Dès lors, Presence est-il un simple « coup », un petit tour de passe-passe formel ou un véritable exercice de mise en scène ? Regardant le film, on peut tout autant avoir l’impression d’être devant une déclinaison tardive et auteurisante d’un « high concept » à la Paranormal Activity (qui repose entièrement sur l’idée que la caméra semble prise de pulsions ou d’émotions comme un être vivant) que devant une ascèse formelle mûrement réfléchie.
Là encore, à quelle place voudrait se trouver Soderbergh ? À celle des petits malins ayant réussi un coup fumant mais voués à l’anonymat (qui se souvient du nom des auteurs du Projet Blair Witch ou de Paranormal Activity ?) ou à celle d’un grand maître, restreignant volontairement sa palette pour offrir une épure sur les mystères de l’indicible ? C’est bien le privilège du fantôme de pouvoir se situer à plusieurs places en même temps. Soderbergh a toujours revendiqué la variété d’inspirations, l’éclectisme stylistique (pour ne pas dire un certain « caméléonisme »), poursuivant le fantasme de couvrir tout le spectre du cinéma (y compris dans les modes de diffusion puisqu’avec Bubble, en 2005, il fut le premier à sortir un film simultanément en salles, DVD et VOD).
Ce faisant, ne s’épuise-t-il pas avec cette chimère ? Dans le cas de Presence, il n’est alors pas assez radical, ni dans un sens ni dans l’autre, ni assez fun, ni assez rigoureux, pour que le film dépasse son entre-deux d’exercice conceptuel, certes cohérent, mais qui laisse un petit goût d’inachevé.
Cette histoire de fantômes fait écho à un autre spectre dans le champ du cinéma américain : celui du « grand cinéaste inséré dans le système », position que Soderbergh a su stratégiquement occuper durant les années 1990-2000, alternant films pour les studios (la franchise des Ocean’s) et œuvres plus personnelles. À tous les sens du terme, Soderbergh a été un cinéaste en mode alternatif, faisant tourner les stars comme les non-professionnels, contentant aussi bien le grand public, les pontes de l’entertainment, les cinéphiles, les festivals et la critique. Mais, aujourd’hui, sa génération semble revenue de cette idée.

* **Problèmes à résoudre**
1. D'après la critique du film Presence, quel film de Soderbergh est sorti en 2005 à la fois en salles, en DVD et en VOD ?
2. Reprenez la critique du film Presence après sa dernière phrase et poursuivez-la.

* **Entrées répertoriées**

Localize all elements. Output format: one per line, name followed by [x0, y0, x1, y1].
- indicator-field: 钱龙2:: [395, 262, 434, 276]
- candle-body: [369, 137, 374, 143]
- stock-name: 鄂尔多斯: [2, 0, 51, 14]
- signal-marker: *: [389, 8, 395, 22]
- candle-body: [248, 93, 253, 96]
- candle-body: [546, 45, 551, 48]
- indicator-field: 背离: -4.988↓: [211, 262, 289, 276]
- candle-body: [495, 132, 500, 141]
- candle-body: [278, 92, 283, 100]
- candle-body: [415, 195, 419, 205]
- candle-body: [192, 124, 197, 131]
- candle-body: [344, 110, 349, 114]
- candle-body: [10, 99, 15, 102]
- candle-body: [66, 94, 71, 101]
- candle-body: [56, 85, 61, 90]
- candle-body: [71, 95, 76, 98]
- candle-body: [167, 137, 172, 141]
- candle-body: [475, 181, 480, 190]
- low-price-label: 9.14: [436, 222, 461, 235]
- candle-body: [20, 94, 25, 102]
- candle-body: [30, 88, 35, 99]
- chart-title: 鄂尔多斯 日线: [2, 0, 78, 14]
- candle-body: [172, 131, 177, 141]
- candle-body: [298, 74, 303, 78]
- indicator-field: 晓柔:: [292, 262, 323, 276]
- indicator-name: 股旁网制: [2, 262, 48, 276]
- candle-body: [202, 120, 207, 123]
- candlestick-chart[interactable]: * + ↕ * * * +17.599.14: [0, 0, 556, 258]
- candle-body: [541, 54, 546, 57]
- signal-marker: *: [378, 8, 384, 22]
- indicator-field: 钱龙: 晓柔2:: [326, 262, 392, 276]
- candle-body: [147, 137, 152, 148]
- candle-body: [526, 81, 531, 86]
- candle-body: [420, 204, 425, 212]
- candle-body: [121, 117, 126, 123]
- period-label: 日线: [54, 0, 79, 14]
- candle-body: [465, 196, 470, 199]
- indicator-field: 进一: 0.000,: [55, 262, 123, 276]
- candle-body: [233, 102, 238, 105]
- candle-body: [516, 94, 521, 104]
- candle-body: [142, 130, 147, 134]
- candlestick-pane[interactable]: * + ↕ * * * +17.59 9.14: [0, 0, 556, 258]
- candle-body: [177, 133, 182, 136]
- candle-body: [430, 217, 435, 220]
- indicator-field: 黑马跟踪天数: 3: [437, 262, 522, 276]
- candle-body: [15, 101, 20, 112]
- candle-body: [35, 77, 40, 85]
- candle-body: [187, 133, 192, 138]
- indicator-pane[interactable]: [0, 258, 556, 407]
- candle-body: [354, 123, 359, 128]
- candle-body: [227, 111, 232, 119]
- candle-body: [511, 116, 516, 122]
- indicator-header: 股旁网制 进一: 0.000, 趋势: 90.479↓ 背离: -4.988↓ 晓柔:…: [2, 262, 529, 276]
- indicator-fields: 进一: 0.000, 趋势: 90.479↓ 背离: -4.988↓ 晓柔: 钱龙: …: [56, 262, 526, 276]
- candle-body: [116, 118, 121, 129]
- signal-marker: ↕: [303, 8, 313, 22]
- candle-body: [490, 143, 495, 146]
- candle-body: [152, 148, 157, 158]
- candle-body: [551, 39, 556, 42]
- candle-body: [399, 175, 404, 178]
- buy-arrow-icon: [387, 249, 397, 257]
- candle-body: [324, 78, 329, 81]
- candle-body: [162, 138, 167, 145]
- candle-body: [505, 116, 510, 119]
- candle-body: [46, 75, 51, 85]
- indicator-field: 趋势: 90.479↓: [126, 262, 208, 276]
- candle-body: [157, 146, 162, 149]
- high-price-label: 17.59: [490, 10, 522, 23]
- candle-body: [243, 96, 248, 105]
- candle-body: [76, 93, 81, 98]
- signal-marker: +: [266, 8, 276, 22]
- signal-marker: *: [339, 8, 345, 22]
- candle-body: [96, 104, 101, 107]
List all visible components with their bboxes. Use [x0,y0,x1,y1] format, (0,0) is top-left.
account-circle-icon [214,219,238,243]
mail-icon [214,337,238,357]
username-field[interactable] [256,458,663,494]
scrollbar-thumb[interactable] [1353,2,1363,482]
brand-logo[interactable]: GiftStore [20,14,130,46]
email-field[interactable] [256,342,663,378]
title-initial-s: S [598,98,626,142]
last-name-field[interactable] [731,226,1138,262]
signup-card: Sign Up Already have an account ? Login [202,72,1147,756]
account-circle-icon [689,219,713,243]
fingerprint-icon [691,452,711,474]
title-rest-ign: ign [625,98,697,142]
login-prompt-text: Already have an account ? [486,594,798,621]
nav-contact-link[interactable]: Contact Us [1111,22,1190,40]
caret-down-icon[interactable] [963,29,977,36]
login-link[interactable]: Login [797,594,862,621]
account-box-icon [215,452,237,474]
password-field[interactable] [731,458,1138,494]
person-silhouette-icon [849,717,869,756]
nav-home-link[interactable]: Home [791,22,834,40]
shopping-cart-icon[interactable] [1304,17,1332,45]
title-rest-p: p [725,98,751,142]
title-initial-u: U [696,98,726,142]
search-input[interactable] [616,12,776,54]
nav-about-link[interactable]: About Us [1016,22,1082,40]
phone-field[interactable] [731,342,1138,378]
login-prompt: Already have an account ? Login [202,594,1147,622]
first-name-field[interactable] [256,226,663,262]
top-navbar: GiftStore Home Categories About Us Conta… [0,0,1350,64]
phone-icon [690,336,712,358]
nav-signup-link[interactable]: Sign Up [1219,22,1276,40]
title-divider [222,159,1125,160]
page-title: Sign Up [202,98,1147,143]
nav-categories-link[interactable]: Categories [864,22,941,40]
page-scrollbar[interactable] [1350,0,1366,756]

* **Réponses par consigne**
1. Bubble.

2.
L’attente de One Battle After Another, le prochain Paul Thomas Anderson, avec Leonardo DiCaprio (une possible adaptation de Thomas Pynchon qui, paraît-il, provoque déjà des sueurs froides dans les derniers étages de la Warner), est bien la seule à l’horizon. Tarantino est en sommeil. Les Coen ont splitté et leurs films solos marquent une baisse d’inspiration. Fincher est devenu employé de luxe chez Netflix et ses films ne font plus débat une semaine après leur mise en ligne. Shyamalan s’amuse encore avec ses séries B concept inégales, mais pour combien de temps (même si, pour le coup, le ludique Trap était une vraie bonne surprise) ? Dans cette morne plaine, un nouveau Soderbergh, même à la limite du film gadget, est toujours bon à prendre.
Ah, mais si, on avait failli oublier ! La semaine prochaine sort The Brutalist de Brady Corbet, dont l’ambition affichée (« film monumental de 3 h 30 sur l’Histoire de l’Amérique ») est carrément de ressusciter les mânes du Nouvel Hollywood et d’interroger la figure du démiurge, devant comme derrière la caméra. Esprits du grand cinéma, êtes-vous là ? Réponse dans quelques jours.
Presence de Steven Soderbergh, en salles le 5 février 2025.